### EXERCISE DETAILS
Extract the stretch of lines that starts at the line with "What text is on this page?" and ends at the last line of the data below. Give it exactly, without pictures.

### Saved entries
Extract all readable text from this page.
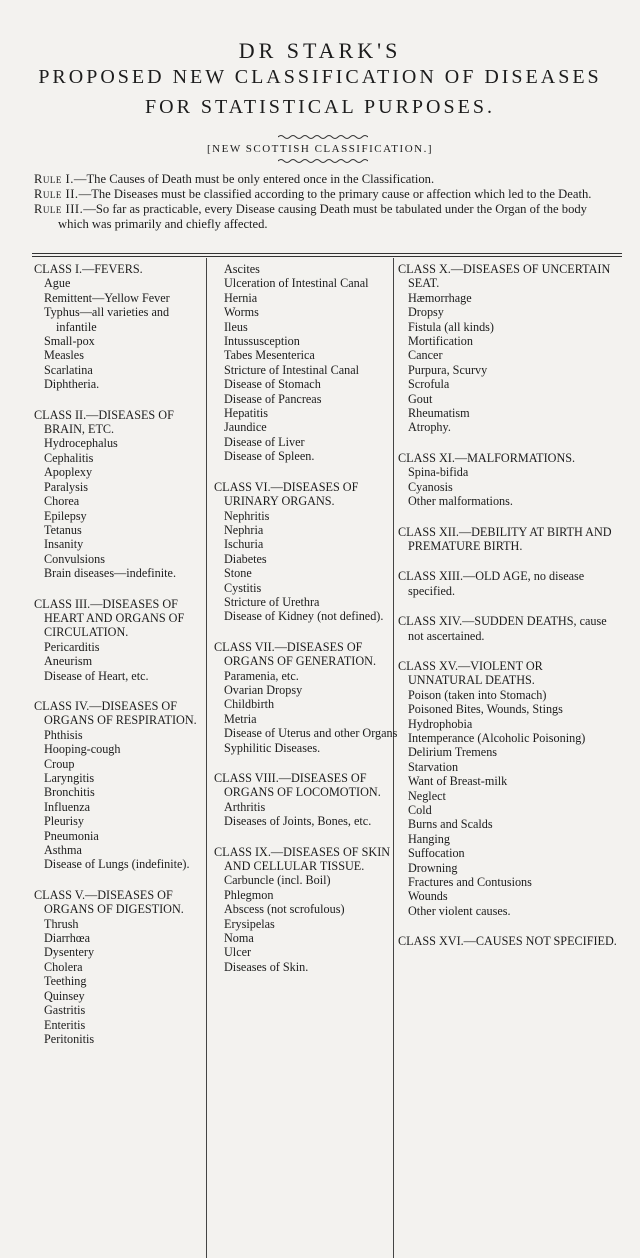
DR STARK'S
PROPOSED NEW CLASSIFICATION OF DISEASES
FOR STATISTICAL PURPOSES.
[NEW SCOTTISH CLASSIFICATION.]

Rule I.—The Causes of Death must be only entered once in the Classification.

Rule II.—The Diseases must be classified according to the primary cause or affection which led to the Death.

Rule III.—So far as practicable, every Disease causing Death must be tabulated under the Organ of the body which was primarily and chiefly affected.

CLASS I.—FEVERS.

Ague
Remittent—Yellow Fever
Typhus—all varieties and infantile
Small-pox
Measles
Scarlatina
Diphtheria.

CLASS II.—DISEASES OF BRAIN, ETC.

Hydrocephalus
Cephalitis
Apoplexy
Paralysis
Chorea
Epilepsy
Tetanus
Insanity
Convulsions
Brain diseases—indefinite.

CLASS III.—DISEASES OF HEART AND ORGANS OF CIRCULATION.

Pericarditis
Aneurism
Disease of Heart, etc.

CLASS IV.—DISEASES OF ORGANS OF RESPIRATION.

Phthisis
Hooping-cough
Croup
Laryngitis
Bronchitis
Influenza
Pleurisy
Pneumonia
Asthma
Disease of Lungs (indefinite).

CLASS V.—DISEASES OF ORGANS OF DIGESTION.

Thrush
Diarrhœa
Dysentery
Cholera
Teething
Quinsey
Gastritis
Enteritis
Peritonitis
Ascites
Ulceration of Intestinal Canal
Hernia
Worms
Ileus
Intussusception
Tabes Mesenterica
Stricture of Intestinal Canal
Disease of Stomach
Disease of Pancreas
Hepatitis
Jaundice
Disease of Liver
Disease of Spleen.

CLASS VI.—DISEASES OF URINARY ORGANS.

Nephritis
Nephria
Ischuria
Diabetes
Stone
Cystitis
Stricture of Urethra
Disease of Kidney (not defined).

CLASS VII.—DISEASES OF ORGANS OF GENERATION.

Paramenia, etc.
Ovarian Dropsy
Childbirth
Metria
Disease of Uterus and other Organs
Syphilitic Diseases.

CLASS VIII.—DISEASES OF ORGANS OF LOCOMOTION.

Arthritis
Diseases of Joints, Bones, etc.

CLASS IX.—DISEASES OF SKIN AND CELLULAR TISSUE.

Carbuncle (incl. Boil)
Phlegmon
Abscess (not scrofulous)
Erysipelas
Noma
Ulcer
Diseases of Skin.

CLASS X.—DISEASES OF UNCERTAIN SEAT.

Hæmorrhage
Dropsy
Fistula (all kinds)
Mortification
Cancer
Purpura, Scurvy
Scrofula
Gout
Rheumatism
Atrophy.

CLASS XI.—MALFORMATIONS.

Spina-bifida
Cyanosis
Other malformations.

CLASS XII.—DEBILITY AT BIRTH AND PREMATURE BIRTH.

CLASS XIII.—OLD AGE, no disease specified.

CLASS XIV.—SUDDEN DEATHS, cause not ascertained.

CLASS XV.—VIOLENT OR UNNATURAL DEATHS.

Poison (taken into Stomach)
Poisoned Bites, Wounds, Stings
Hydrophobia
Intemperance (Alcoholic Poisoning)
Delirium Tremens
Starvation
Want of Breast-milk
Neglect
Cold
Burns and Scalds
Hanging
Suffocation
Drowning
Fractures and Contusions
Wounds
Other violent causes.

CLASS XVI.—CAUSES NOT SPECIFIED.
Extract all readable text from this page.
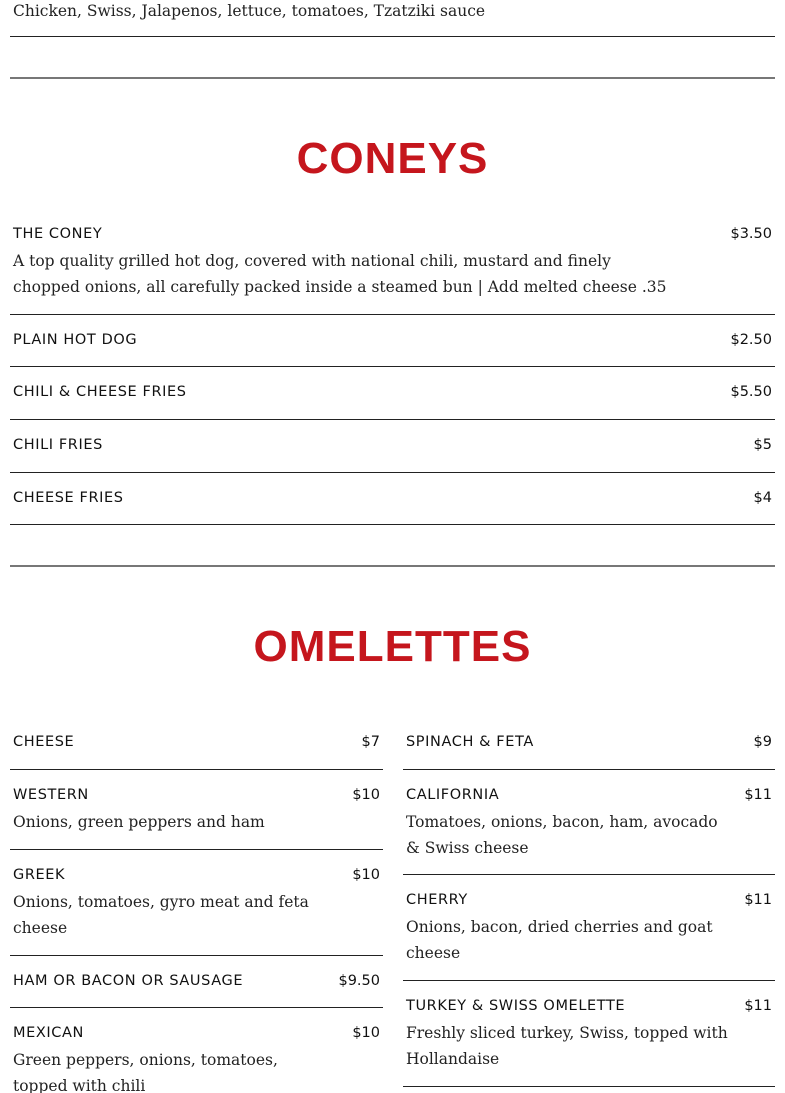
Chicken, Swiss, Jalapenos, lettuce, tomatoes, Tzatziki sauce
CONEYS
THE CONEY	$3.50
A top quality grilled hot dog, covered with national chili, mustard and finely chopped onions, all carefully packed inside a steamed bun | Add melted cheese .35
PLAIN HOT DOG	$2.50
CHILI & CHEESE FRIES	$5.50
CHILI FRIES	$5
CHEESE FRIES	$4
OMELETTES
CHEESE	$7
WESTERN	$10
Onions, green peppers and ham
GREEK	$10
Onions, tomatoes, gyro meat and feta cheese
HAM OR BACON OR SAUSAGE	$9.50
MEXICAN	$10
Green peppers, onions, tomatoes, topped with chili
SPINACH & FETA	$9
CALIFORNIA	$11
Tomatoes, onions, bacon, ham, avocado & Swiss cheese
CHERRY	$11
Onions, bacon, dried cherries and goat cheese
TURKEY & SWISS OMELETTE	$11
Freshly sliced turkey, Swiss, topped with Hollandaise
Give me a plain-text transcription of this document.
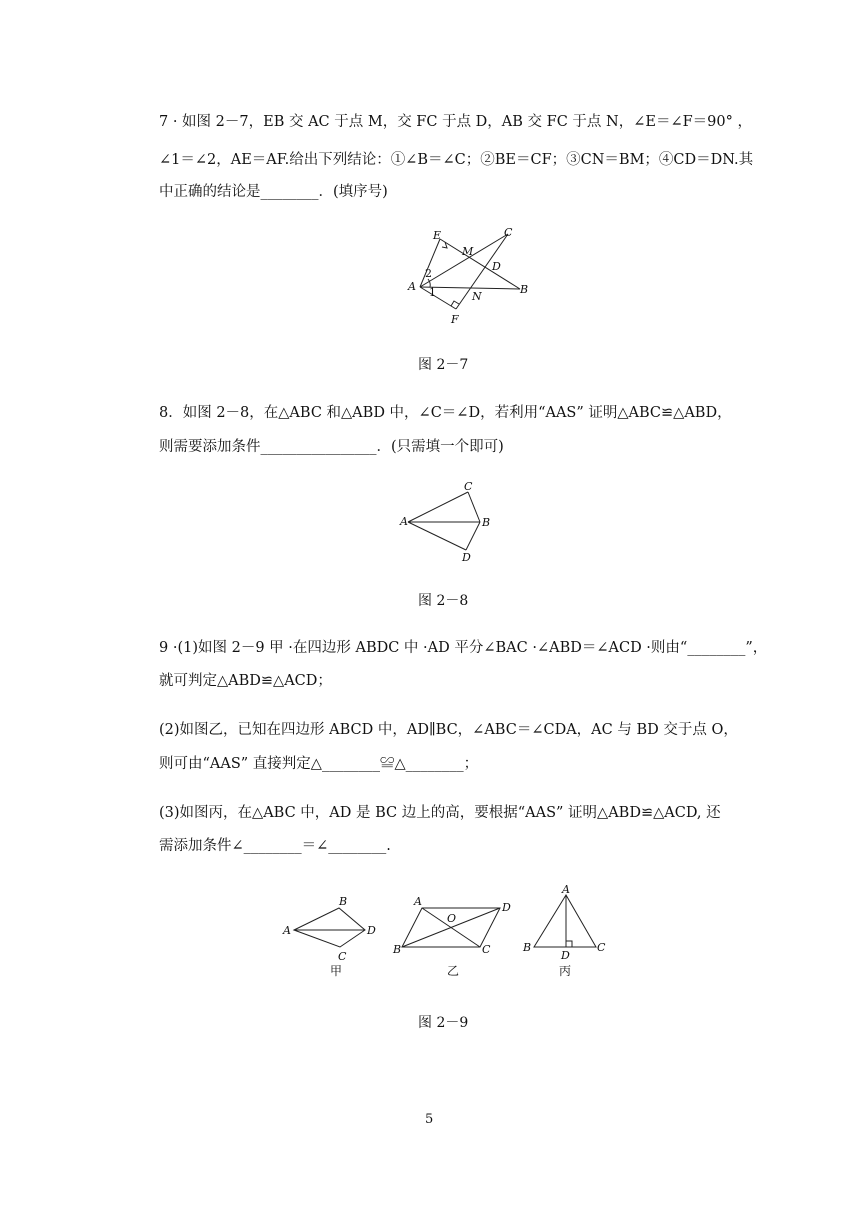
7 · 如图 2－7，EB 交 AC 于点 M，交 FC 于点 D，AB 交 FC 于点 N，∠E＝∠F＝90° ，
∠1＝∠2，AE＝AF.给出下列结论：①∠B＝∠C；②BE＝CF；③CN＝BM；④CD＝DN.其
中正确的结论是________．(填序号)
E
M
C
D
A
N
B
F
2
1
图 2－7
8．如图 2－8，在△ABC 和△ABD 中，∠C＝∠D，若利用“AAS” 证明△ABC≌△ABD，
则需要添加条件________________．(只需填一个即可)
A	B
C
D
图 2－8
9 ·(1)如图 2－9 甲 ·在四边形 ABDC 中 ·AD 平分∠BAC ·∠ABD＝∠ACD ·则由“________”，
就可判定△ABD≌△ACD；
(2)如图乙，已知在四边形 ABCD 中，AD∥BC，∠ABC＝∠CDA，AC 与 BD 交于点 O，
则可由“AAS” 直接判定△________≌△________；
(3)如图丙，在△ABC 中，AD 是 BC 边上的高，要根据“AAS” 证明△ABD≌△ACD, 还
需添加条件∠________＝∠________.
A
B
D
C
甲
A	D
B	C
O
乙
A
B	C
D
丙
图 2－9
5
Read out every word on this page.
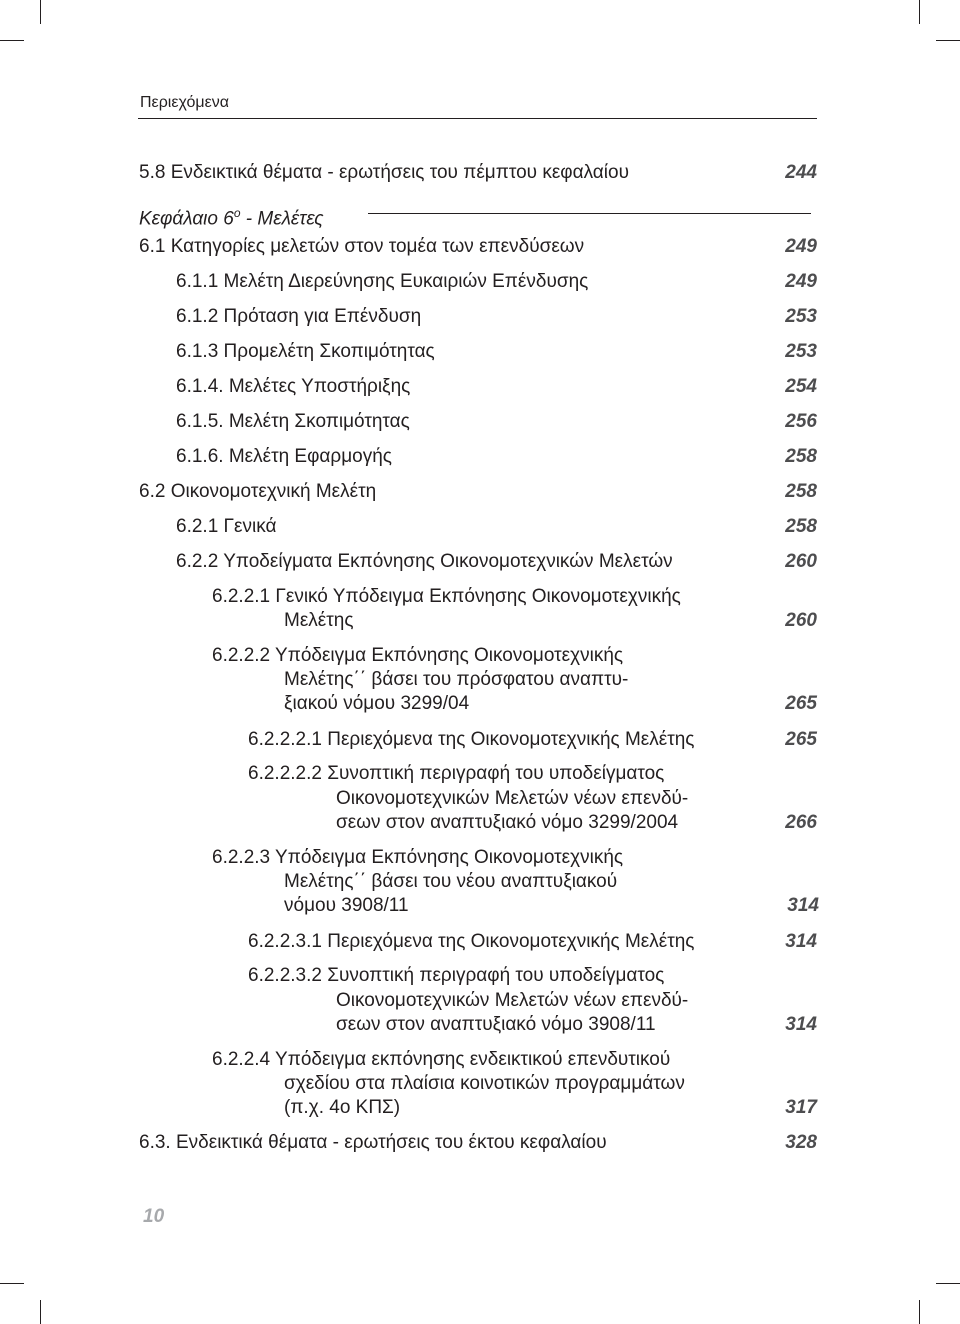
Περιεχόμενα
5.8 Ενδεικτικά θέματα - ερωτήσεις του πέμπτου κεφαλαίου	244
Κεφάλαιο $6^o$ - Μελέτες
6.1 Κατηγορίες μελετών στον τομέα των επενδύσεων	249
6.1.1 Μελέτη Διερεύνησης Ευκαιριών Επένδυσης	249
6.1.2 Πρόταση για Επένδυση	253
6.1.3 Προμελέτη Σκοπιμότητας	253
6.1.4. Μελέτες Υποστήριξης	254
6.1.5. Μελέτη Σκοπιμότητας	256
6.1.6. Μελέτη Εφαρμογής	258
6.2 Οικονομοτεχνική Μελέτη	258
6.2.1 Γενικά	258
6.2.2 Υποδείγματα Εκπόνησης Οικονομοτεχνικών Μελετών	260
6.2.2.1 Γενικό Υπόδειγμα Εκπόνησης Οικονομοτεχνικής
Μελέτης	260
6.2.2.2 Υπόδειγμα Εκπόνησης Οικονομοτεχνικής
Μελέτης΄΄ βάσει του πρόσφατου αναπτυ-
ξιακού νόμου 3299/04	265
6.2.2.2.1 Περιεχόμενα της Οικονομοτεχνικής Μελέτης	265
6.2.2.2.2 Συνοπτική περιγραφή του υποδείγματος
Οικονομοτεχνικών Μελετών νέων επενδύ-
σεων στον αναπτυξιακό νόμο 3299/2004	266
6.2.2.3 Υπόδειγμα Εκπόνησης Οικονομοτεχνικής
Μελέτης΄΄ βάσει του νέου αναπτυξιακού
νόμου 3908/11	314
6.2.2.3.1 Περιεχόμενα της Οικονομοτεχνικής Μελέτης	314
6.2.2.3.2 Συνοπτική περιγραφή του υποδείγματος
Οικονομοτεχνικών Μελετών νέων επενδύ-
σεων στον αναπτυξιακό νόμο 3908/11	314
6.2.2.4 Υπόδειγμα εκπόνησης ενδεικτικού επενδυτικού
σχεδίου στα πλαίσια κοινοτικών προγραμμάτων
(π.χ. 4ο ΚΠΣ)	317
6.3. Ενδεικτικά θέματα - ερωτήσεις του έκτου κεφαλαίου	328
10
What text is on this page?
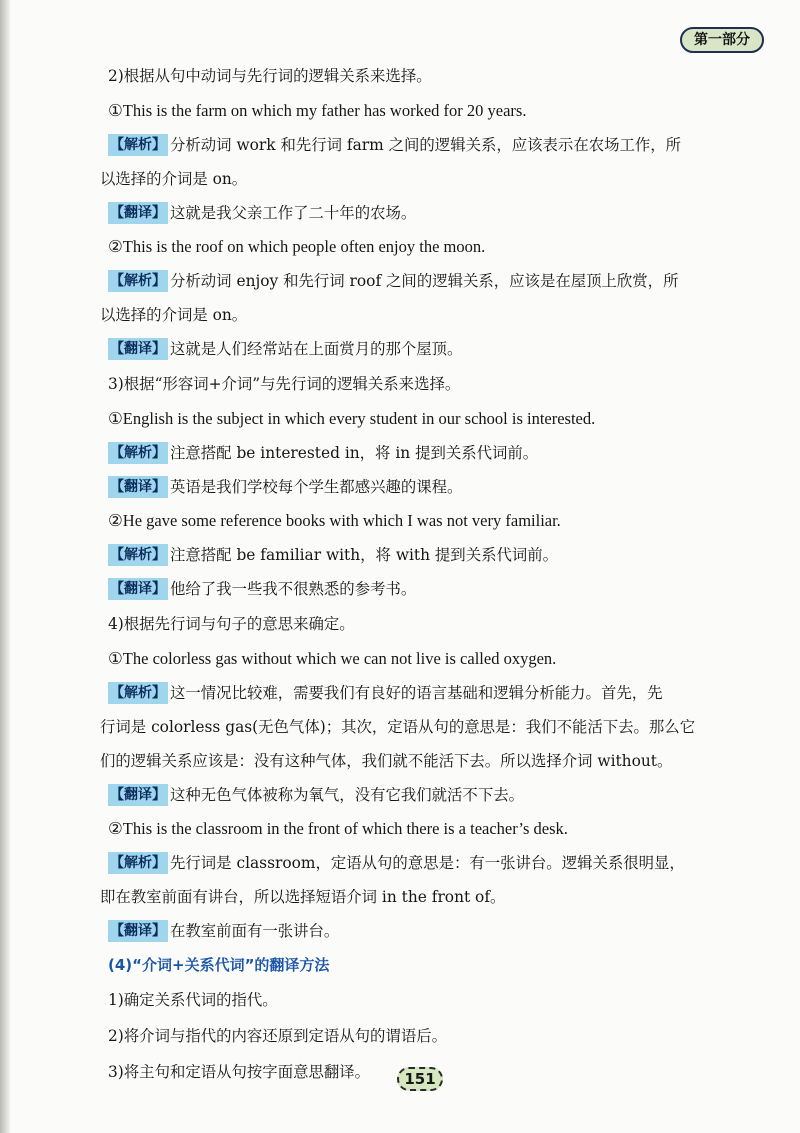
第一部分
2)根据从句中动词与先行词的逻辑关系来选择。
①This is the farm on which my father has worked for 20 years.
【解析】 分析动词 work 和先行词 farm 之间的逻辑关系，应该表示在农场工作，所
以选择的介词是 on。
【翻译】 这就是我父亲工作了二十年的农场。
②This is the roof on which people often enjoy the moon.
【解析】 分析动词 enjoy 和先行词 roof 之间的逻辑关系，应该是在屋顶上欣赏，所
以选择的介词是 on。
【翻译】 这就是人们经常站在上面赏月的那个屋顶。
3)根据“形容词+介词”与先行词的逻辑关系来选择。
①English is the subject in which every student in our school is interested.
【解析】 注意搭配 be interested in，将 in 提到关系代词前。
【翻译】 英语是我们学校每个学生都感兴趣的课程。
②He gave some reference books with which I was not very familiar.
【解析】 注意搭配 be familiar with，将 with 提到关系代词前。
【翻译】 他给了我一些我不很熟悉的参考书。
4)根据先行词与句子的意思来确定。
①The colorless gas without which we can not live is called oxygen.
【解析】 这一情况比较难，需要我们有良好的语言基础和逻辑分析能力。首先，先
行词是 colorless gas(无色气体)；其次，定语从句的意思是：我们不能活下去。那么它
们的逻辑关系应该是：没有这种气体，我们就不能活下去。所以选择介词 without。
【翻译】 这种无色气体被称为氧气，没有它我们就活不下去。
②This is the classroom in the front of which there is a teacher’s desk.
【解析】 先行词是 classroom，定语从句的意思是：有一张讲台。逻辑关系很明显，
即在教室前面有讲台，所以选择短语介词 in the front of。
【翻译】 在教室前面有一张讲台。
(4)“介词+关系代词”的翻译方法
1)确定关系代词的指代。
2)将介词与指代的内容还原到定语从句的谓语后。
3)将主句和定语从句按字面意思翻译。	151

### EXERCISE RESULT
What text is on this page?
第一部分
2)根据从句中动词与先行词的逻辑关系来选择。
①This is the farm on which my father has worked for 20 years.
【解析】 分析动词 work 和先行词 farm 之间的逻辑关系，应该表示在农场工作，所
以选择的介词是 on。
【翻译】 这就是我父亲工作了二十年的农场。
②This is the roof on which people often enjoy the moon.
【解析】 分析动词 enjoy 和先行词 roof 之间的逻辑关系，应该是在屋顶上欣赏，所
以选择的介词是 on。
【翻译】 这就是人们经常站在上面赏月的那个屋顶。
3)根据“形容词+介词”与先行词的逻辑关系来选择。
①English is the subject in which every student in our school is interested.
【解析】 注意搭配 be interested in，将 in 提到关系代词前。
【翻译】 英语是我们学校每个学生都感兴趣的课程。
②He gave some reference books with which I was not very familiar.
【解析】 注意搭配 be familiar with，将 with 提到关系代词前。
【翻译】 他给了我一些我不很熟悉的参考书。
4)根据先行词与句子的意思来确定。
①The colorless gas without which we can not live is called oxygen.
【解析】 这一情况比较难，需要我们有良好的语言基础和逻辑分析能力。首先，先
行词是 colorless gas(无色气体)；其次，定语从句的意思是：我们不能活下去。那么它
们的逻辑关系应该是：没有这种气体，我们就不能活下去。所以选择介词 without。
【翻译】 这种无色气体被称为氧气，没有它我们就活不下去。
②This is the classroom in the front of which there is a teacher’s desk.
【解析】 先行词是 classroom，定语从句的意思是：有一张讲台。逻辑关系很明显，
即在教室前面有讲台，所以选择短语介词 in the front of。
【翻译】 在教室前面有一张讲台。
(4)“介词+关系代词”的翻译方法
1)确定关系代词的指代。
2)将介词与指代的内容还原到定语从句的谓语后。
3)将主句和定语从句按字面意思翻译。	151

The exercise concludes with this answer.